* Recorded data *
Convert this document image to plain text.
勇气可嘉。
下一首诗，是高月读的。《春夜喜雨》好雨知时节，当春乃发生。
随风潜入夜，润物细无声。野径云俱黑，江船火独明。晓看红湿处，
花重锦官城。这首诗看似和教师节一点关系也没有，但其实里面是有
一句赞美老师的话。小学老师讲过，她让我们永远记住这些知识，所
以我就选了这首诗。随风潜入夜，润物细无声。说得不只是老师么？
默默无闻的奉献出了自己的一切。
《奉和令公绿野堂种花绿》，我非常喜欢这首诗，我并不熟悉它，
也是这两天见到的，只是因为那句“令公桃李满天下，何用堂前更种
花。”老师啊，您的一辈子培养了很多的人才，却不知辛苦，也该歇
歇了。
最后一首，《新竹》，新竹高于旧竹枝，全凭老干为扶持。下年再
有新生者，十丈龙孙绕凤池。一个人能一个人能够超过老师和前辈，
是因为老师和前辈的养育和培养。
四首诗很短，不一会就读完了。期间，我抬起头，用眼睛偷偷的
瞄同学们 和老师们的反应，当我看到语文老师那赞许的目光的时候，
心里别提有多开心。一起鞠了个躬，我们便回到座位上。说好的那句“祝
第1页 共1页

* Goal *
Exactly reproduce all of the entries above.

* Output of the task *
Convert this document image to plain text.
勇气可嘉。
下一首诗，是高月读的。《春夜喜雨》好雨知时节，当春乃发生。
随风潜入夜，润物细无声。野径云俱黑，江船火独明。晓看红湿处，
花重锦官城。这首诗看似和教师节一点关系也没有，但其实里面是有
一句赞美老师的话。小学老师讲过，她让我们永远记住这些知识，所
以我就选了这首诗。随风潜入夜，润物细无声。说得不只是老师么？
默默无闻的奉献出了自己的一切。
《奉和令公绿野堂种花绿》，我非常喜欢这首诗，我并不熟悉它，
也是这两天见到的，只是因为那句“令公桃李满天下，何用堂前更种
花。”老师啊，您的一辈子培养了很多的人才，却不知辛苦，也该歇
歇了。
最后一首，《新竹》，新竹高于旧竹枝，全凭老干为扶持。下年再
有新生者，十丈龙孙绕凤池。一个人能一个人能够超过老师和前辈，
是因为老师和前辈的养育和培养。
四首诗很短，不一会就读完了。期间，我抬起头，用眼睛偷偷的
瞄同学们 和老师们的反应，当我看到语文老师那赞许的目光的时候，
心里别提有多开心。一起鞠了个躬，我们便回到座位上。说好的那句“祝
第1页 共1页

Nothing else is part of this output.